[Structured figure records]
## start
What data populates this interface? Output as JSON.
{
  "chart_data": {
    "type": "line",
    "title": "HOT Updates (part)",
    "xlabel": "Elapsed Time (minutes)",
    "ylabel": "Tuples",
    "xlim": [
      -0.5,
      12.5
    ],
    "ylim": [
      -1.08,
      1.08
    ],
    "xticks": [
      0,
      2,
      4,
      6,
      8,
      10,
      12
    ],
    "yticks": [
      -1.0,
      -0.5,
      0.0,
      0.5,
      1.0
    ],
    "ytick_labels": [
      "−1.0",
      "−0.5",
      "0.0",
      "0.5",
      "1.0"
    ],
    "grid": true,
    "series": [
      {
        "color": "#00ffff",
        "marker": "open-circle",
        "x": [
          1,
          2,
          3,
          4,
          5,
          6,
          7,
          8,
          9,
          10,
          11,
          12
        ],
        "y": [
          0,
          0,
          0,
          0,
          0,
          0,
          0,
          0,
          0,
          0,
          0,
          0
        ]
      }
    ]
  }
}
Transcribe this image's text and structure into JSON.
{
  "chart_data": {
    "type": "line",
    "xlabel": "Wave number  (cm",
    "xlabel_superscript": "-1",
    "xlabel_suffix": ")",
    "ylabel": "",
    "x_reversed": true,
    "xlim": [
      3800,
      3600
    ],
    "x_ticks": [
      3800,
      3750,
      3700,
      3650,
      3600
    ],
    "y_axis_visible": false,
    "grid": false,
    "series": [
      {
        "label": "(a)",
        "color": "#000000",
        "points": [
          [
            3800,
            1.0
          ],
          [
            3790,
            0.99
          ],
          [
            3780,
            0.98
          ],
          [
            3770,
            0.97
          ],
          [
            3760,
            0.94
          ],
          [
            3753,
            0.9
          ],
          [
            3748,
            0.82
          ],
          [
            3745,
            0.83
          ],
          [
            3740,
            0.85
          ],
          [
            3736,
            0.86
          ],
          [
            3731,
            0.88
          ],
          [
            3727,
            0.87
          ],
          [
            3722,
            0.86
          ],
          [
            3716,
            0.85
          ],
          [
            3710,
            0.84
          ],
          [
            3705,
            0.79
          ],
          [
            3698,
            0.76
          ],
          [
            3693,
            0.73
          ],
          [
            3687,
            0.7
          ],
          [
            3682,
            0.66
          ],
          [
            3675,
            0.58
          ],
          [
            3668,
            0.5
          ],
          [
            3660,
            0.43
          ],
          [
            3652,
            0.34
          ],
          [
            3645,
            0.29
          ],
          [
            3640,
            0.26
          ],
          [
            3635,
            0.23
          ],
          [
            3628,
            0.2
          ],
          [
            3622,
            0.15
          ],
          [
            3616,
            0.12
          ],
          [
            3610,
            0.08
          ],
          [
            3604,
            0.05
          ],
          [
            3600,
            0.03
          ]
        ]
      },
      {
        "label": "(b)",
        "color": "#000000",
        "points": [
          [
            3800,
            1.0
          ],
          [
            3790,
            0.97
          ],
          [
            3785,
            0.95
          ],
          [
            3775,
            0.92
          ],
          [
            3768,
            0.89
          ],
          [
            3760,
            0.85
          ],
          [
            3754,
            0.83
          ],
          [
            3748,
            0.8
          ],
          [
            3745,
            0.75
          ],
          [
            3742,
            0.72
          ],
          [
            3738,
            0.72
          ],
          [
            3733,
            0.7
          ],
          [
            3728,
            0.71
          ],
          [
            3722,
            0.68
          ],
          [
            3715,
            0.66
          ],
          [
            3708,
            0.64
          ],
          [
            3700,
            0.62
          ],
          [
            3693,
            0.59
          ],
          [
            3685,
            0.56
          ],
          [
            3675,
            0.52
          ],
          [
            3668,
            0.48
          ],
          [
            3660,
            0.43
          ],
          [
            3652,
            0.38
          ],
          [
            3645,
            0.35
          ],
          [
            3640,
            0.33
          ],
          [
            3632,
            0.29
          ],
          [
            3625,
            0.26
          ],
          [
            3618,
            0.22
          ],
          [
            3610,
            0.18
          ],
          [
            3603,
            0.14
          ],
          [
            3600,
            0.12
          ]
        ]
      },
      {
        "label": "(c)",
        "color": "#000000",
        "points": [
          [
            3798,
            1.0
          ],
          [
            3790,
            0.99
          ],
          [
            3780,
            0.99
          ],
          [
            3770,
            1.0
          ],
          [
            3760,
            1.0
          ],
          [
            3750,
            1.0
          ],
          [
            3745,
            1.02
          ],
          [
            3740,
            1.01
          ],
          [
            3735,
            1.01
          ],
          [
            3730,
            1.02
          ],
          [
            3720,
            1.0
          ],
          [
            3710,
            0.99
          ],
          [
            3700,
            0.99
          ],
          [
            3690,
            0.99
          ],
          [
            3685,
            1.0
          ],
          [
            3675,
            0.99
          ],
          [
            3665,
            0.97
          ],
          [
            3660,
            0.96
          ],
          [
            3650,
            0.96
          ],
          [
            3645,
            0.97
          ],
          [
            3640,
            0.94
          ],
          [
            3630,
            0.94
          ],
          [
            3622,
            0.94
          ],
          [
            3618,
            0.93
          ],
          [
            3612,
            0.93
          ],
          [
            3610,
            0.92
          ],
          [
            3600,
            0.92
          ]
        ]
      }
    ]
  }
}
## end
• **What is needed**:
Retype the material above, line by line, exactly.

• **Response below**:
What data populates this interface? Output as JSON.
{
  "chart_data": {
    "type": "line",
    "title": "HOT Updates (part)",
    "xlabel": "Elapsed Time (minutes)",
    "ylabel": "Tuples",
    "xlim": [
      -0.5,
      12.5
    ],
    "ylim": [
      -1.08,
      1.08
    ],
    "xticks": [
      0,
      2,
      4,
      6,
      8,
      10,
      12
    ],
    "yticks": [
      -1.0,
      -0.5,
      0.0,
      0.5,
      1.0
    ],
    "ytick_labels": [
      "−1.0",
      "−0.5",
      "0.0",
      "0.5",
      "1.0"
    ],
    "grid": true,
    "series": [
      {
        "color": "#00ffff",
        "marker": "open-circle",
        "x": [
          1,
          2,
          3,
          4,
          5,
          6,
          7,
          8,
          9,
          10,
          11,
          12
        ],
        "y": [
          0,
          0,
          0,
          0,
          0,
          0,
          0,
          0,
          0,
          0,
          0,
          0
        ]
      }
    ]
  }
}
Transcribe this image's text and structure into JSON.
{
  "chart_data": {
    "type": "line",
    "xlabel": "Wave number  (cm",
    "xlabel_superscript": "-1",
    "xlabel_suffix": ")",
    "ylabel": "",
    "x_reversed": true,
    "xlim": [
      3800,
      3600
    ],
    "x_ticks": [
      3800,
      3750,
      3700,
      3650,
      3600
    ],
    "y_axis_visible": false,
    "grid": false,
    "series": [
      {
        "label": "(a)",
        "color": "#000000",
        "points": [
          [
            3800,
            1.0
          ],
          [
            3790,
            0.99
          ],
          [
            3780,
            0.98
          ],
          [
            3770,
            0.97
          ],
          [
            3760,
            0.94
          ],
          [
            3753,
            0.9
          ],
          [
            3748,
            0.82
          ],
          [
            3745,
            0.83
          ],
          [
            3740,
            0.85
          ],
          [
            3736,
            0.86
          ],
          [
            3731,
            0.88
          ],
          [
            3727,
            0.87
          ],
          [
            3722,
            0.86
          ],
          [
            3716,
            0.85
          ],
          [
            3710,
            0.84
          ],
          [
            3705,
            0.79
          ],
          [
            3698,
            0.76
          ],
          [
            3693,
            0.73
          ],
          [
            3687,
            0.7
          ],
          [
            3682,
            0.66
          ],
          [
            3675,
            0.58
          ],
          [
            3668,
            0.5
          ],
          [
            3660,
            0.43
          ],
          [
            3652,
            0.34
          ],
          [
            3645,
            0.29
          ],
          [
            3640,
            0.26
          ],
          [
            3635,
            0.23
          ],
          [
            3628,
            0.2
          ],
          [
            3622,
            0.15
          ],
          [
            3616,
            0.12
          ],
          [
            3610,
            0.08
          ],
          [
            3604,
            0.05
          ],
          [
            3600,
            0.03
          ]
        ]
      },
      {
        "label": "(b)",
        "color": "#000000",
        "points": [
          [
            3800,
            1.0
          ],
          [
            3790,
            0.97
          ],
          [
            3785,
            0.95
          ],
          [
            3775,
            0.92
          ],
          [
            3768,
            0.89
          ],
          [
            3760,
            0.85
          ],
          [
            3754,
            0.83
          ],
          [
            3748,
            0.8
          ],
          [
            3745,
            0.75
          ],
          [
            3742,
            0.72
          ],
          [
            3738,
            0.72
          ],
          [
            3733,
            0.7
          ],
          [
            3728,
            0.71
          ],
          [
            3722,
            0.68
          ],
          [
            3715,
            0.66
          ],
          [
            3708,
            0.64
          ],
          [
            3700,
            0.62
          ],
          [
            3693,
            0.59
          ],
          [
            3685,
            0.56
          ],
          [
            3675,
            0.52
          ],
          [
            3668,
            0.48
          ],
          [
            3660,
            0.43
          ],
          [
            3652,
            0.38
          ],
          [
            3645,
            0.35
          ],
          [
            3640,
            0.33
          ],
          [
            3632,
            0.29
          ],
          [
            3625,
            0.26
          ],
          [
            3618,
            0.22
          ],
          [
            3610,
            0.18
          ],
          [
            3603,
            0.14
          ],
          [
            3600,
            0.12
          ]
        ]
      },
      {
        "label": "(c)",
        "color": "#000000",
        "points": [
          [
            3798,
            1.0
          ],
          [
            3790,
            0.99
          ],
          [
            3780,
            0.99
          ],
          [
            3770,
            1.0
          ],
          [
            3760,
            1.0
          ],
          [
            3750,
            1.0
          ],
          [
            3745,
            1.02
          ],
          [
            3740,
            1.01
          ],
          [
            3735,
            1.01
          ],
          [
            3730,
            1.02
          ],
          [
            3720,
            1.0
          ],
          [
            3710,
            0.99
          ],
          [
            3700,
            0.99
          ],
          [
            3690,
            0.99
          ],
          [
            3685,
            1.0
          ],
          [
            3675,
            0.99
          ],
          [
            3665,
            0.97
          ],
          [
            3660,
            0.96
          ],
          [
            3650,
            0.96
          ],
          [
            3645,
            0.97
          ],
          [
            3640,
            0.94
          ],
          [
            3630,
            0.94
          ],
          [
            3622,
            0.94
          ],
          [
            3618,
            0.93
          ],
          [
            3612,
            0.93
          ],
          [
            3610,
            0.92
          ],
          [
            3600,
            0.92
          ]
        ]
      }
    ]
  }
}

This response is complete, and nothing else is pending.